Dataset excerpts:
------------------------------------------------

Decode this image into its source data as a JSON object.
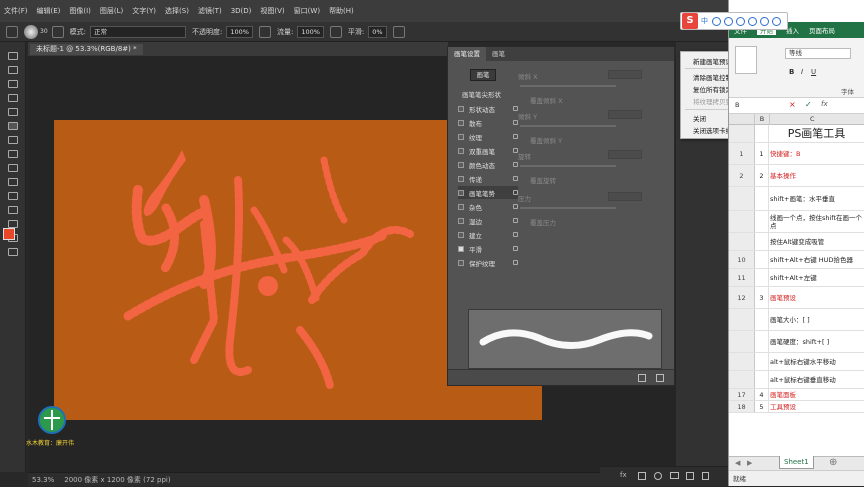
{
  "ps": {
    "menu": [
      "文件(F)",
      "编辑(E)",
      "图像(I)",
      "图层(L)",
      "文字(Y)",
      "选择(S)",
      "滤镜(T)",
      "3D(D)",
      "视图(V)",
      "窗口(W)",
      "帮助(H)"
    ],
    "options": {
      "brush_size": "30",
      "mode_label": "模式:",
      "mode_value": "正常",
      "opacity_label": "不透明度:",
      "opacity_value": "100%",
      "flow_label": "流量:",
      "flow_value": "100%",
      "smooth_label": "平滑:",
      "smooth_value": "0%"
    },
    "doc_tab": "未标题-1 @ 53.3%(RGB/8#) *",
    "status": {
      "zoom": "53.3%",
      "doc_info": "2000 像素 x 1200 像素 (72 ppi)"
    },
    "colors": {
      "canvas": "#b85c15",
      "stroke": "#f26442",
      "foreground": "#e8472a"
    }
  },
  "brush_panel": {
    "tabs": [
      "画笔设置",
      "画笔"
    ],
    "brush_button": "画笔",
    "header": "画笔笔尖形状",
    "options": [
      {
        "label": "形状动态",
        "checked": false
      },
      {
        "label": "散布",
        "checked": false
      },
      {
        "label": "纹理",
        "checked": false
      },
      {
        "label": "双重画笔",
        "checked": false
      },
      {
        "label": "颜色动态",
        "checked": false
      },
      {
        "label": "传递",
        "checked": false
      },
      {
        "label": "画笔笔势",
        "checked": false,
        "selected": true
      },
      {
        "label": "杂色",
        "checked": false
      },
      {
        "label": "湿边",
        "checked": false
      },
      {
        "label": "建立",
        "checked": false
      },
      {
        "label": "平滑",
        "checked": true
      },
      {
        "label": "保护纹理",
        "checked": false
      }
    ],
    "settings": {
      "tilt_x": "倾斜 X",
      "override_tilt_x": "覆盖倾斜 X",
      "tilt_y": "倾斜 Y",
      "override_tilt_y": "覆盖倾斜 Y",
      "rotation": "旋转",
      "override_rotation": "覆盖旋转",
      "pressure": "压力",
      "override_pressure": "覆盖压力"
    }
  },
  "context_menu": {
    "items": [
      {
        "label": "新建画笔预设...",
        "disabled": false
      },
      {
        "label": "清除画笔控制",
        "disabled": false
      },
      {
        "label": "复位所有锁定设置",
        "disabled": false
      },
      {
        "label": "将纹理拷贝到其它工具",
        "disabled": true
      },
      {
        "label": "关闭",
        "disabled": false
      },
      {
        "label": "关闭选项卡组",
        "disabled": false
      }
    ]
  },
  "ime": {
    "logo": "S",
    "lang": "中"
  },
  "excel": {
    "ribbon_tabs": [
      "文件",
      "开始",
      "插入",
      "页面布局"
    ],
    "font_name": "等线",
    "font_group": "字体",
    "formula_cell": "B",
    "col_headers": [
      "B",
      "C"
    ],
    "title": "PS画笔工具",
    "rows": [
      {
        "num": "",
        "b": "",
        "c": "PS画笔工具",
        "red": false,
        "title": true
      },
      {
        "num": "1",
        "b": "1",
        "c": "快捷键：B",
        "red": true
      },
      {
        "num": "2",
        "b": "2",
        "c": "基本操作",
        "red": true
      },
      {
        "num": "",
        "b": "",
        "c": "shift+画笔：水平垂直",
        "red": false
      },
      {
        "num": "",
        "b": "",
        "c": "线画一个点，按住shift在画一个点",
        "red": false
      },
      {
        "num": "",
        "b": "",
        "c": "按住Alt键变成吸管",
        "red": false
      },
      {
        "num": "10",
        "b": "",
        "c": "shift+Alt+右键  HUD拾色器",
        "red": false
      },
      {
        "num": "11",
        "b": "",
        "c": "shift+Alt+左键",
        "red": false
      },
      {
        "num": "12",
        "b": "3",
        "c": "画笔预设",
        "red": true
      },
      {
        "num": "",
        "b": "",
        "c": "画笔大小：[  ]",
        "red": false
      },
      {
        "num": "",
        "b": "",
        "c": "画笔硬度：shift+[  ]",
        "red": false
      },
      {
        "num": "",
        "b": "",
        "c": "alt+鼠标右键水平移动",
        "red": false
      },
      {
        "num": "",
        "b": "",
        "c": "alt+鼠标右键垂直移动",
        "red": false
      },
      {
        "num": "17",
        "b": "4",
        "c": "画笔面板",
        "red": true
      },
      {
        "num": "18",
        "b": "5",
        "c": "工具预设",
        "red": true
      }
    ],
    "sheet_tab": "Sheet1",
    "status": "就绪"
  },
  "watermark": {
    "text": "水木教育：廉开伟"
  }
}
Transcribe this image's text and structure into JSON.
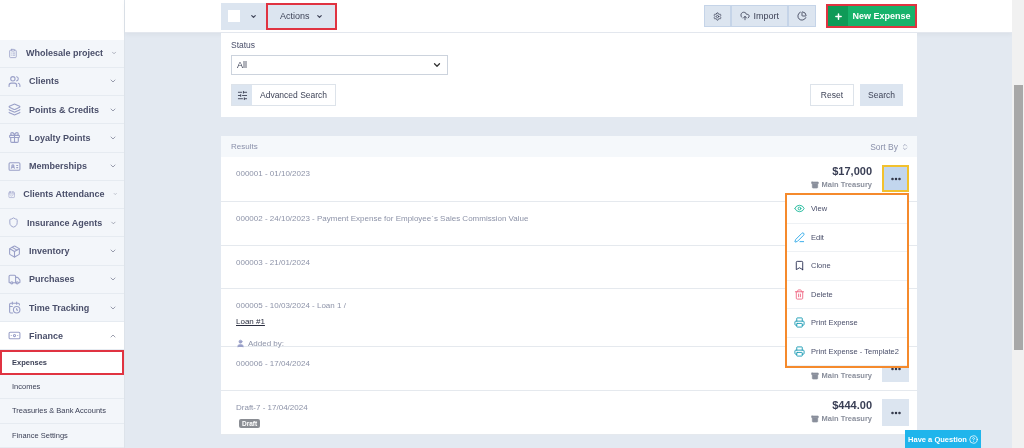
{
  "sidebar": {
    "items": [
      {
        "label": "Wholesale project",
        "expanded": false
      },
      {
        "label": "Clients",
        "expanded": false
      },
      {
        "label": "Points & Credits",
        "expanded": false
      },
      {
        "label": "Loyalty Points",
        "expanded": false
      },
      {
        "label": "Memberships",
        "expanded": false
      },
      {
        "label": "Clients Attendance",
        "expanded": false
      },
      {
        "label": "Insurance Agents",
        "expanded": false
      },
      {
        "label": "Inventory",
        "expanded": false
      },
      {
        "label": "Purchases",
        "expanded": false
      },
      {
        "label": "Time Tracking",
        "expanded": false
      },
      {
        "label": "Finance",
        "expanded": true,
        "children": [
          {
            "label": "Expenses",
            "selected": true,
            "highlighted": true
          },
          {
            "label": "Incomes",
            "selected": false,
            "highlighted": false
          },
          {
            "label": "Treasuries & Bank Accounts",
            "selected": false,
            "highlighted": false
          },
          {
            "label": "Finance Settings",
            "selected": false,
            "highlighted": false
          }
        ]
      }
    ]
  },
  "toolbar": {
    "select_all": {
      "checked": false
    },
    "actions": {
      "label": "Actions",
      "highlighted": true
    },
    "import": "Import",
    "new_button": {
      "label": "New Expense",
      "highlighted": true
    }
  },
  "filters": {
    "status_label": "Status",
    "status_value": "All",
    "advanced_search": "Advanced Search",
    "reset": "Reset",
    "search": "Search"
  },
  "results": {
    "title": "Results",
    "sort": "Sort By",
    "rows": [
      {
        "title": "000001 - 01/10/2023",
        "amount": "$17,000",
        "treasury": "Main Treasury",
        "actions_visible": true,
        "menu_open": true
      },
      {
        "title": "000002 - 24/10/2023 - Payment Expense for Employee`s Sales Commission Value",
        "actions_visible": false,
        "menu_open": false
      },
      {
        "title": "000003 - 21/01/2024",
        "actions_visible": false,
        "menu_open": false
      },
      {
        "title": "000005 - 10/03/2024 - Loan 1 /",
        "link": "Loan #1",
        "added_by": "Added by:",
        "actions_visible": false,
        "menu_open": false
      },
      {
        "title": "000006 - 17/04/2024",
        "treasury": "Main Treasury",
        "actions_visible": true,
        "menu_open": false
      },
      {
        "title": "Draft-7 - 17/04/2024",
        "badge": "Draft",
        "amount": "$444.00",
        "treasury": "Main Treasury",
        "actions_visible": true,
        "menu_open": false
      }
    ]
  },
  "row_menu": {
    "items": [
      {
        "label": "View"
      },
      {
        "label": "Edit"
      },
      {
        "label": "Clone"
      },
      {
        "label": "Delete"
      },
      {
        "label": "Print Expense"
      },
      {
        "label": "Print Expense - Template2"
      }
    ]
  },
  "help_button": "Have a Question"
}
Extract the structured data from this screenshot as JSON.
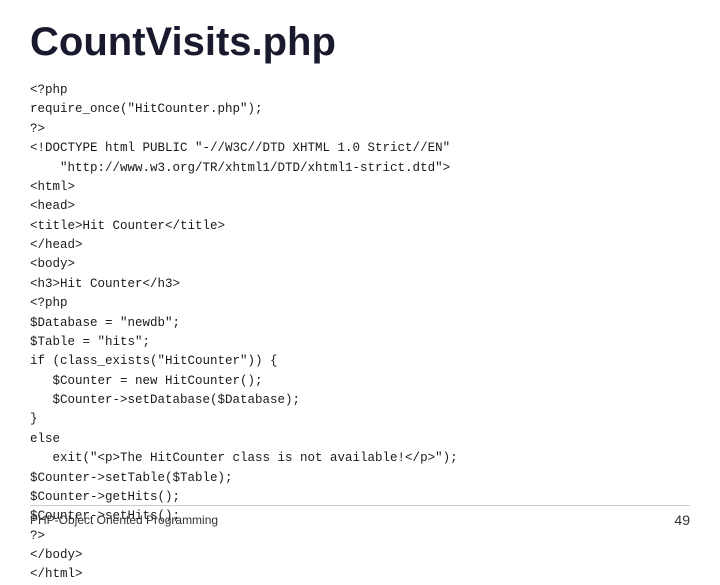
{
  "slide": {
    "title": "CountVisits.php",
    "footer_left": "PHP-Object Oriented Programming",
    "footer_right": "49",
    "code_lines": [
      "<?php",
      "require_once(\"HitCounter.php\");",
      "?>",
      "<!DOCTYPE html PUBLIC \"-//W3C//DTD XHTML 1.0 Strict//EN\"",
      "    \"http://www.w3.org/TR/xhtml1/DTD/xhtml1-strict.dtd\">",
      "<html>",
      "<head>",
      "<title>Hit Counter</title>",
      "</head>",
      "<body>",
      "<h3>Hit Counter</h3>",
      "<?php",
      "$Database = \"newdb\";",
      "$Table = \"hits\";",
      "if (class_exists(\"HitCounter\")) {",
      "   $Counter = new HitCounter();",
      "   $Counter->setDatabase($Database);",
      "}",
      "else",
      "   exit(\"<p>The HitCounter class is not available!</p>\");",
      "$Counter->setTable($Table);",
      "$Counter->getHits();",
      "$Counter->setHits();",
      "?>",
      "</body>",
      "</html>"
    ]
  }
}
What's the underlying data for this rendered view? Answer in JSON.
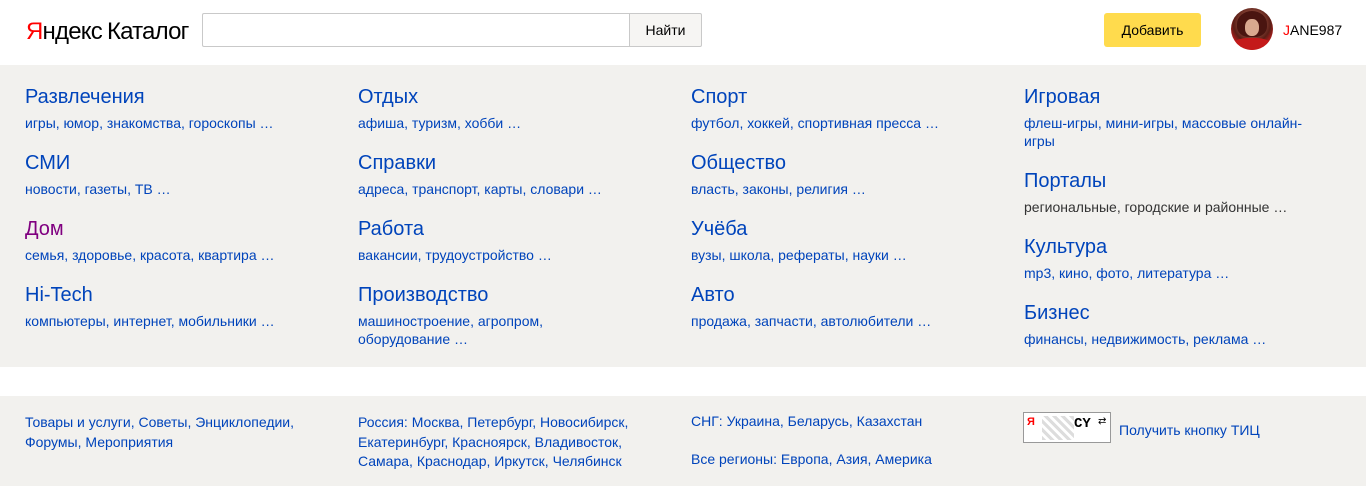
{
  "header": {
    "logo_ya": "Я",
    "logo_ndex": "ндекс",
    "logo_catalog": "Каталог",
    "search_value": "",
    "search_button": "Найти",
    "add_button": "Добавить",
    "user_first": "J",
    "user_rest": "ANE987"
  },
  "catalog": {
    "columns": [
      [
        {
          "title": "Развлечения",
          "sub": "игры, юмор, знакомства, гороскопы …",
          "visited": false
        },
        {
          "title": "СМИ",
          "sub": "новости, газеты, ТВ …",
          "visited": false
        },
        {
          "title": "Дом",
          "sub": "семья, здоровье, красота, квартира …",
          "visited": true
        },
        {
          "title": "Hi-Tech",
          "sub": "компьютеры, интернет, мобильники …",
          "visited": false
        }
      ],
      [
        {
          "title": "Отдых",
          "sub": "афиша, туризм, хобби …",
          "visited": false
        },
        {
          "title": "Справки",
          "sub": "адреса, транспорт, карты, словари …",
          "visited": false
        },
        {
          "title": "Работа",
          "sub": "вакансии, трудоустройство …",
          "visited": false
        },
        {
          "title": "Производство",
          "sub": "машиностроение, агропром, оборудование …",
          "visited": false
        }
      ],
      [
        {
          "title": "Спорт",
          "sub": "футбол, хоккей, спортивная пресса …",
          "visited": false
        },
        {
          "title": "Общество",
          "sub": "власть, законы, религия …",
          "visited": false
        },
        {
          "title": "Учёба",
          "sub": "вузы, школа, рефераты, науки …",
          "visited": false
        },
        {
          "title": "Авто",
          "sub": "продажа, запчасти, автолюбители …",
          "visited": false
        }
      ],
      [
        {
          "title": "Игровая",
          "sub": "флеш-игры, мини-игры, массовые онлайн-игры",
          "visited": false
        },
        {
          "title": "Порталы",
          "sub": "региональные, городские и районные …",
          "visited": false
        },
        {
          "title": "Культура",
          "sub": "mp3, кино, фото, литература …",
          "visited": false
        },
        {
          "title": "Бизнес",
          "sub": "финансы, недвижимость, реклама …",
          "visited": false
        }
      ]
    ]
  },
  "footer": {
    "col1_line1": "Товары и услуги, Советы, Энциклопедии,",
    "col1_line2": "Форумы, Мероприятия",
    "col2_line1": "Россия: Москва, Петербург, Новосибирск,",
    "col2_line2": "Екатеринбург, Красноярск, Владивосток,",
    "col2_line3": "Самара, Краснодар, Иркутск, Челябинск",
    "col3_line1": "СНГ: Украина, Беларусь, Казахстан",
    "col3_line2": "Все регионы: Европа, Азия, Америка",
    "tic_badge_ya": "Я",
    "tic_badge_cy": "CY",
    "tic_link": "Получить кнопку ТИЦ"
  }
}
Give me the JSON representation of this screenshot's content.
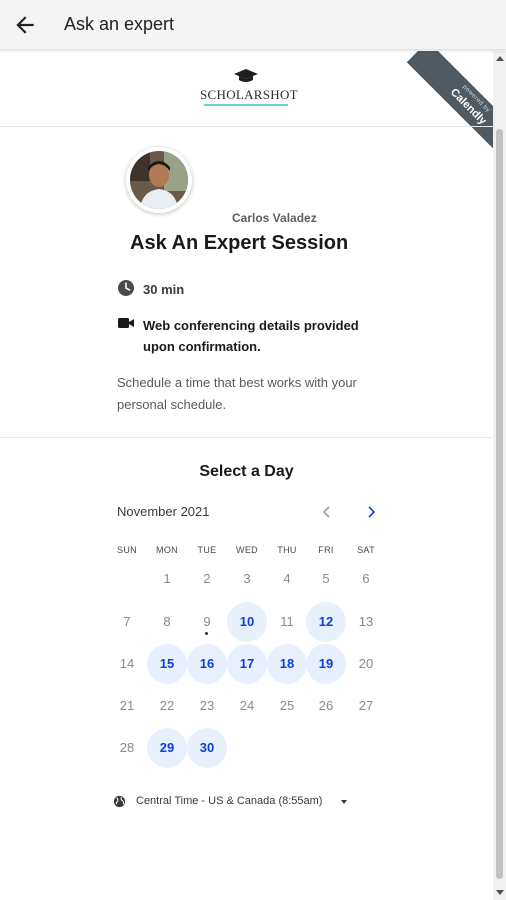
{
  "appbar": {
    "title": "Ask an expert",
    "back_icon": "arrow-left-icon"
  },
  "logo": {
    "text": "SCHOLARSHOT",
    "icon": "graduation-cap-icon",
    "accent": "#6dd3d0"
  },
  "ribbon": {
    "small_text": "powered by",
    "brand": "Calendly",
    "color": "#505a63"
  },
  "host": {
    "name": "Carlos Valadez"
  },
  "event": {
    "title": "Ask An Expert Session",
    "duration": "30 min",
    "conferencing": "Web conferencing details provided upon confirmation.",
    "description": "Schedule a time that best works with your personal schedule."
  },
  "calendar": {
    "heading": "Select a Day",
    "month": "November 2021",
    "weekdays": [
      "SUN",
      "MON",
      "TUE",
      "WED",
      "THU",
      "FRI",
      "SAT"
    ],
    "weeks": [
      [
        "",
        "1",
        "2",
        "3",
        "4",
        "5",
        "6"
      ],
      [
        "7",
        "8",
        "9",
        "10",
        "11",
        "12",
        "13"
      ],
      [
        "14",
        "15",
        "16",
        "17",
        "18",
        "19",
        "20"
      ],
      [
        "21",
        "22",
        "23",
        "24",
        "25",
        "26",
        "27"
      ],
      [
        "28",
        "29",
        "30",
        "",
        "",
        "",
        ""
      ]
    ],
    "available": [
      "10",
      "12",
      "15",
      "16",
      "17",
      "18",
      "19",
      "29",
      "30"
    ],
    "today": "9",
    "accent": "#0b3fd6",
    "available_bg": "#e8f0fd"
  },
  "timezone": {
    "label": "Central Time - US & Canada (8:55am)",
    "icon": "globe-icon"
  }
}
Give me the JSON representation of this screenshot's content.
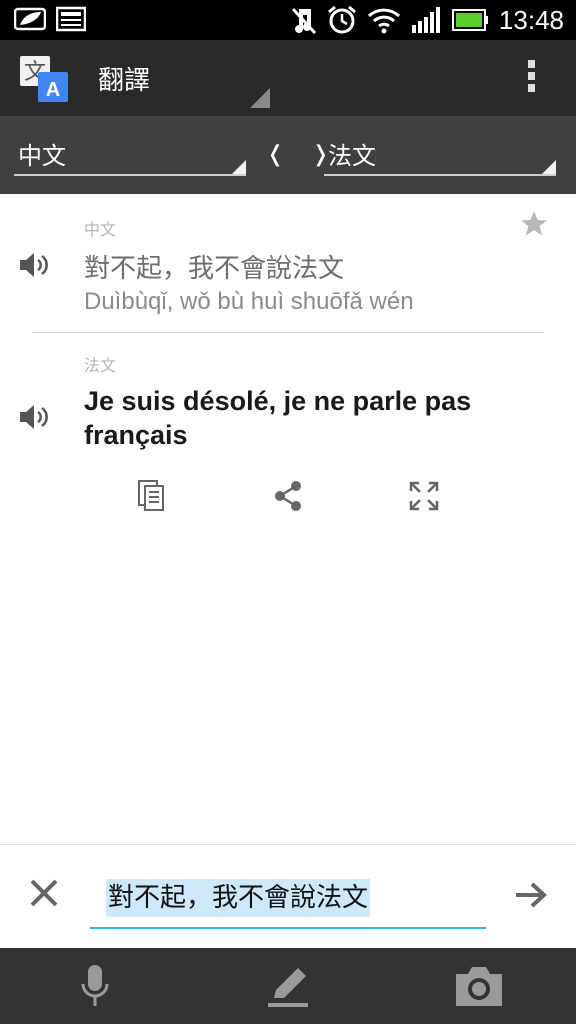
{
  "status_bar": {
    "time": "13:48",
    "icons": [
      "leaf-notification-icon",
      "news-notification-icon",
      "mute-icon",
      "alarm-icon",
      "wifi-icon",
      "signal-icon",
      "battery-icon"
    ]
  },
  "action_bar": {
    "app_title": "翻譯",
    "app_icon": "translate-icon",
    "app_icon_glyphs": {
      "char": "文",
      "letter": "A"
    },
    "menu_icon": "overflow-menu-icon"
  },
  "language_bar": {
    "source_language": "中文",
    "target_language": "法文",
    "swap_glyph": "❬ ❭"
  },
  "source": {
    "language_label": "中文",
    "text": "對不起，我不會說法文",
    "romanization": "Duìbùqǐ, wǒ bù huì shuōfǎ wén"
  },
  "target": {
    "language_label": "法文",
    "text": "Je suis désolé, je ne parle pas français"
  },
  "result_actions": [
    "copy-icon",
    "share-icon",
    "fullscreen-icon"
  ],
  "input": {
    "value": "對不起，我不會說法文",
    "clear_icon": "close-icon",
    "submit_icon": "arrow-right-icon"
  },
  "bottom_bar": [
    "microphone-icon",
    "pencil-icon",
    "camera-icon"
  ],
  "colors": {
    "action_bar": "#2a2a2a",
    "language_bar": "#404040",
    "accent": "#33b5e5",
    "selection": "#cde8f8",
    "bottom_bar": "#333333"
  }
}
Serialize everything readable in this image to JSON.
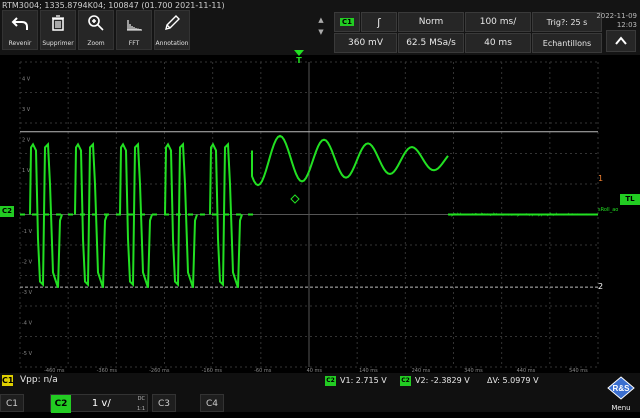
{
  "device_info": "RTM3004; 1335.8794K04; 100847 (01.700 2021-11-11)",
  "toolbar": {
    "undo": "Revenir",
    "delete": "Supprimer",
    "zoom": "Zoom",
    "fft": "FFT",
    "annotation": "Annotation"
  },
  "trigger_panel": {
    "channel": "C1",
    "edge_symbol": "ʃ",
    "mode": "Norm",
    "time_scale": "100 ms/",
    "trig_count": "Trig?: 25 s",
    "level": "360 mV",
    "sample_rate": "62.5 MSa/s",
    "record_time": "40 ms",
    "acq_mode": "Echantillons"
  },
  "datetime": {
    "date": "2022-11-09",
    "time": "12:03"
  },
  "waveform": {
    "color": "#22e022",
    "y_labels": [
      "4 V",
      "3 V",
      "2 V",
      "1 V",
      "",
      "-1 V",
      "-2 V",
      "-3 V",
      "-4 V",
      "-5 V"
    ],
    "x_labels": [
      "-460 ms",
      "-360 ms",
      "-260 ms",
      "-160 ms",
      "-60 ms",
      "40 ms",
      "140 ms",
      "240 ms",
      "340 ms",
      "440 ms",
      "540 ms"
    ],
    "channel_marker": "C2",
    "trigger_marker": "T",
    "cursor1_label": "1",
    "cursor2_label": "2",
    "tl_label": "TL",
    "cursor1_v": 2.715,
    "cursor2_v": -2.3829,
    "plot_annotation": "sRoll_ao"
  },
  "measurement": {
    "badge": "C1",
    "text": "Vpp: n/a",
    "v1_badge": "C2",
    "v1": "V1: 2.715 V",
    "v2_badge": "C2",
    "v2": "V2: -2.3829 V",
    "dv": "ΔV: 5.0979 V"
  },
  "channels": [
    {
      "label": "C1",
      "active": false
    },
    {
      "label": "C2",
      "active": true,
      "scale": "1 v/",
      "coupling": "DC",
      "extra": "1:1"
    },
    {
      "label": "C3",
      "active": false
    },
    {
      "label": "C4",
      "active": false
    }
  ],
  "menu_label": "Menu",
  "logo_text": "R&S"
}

------------------------------------------------

▸ **What this task involves**
Copy out all lines from the material above that contain the string "игры".

▸ **Task result**
          "sub": "игры, юмор, знакомства, гороскопы …",
          "sub": "флеш-игры, мини-игры, массовые онлайн-игры",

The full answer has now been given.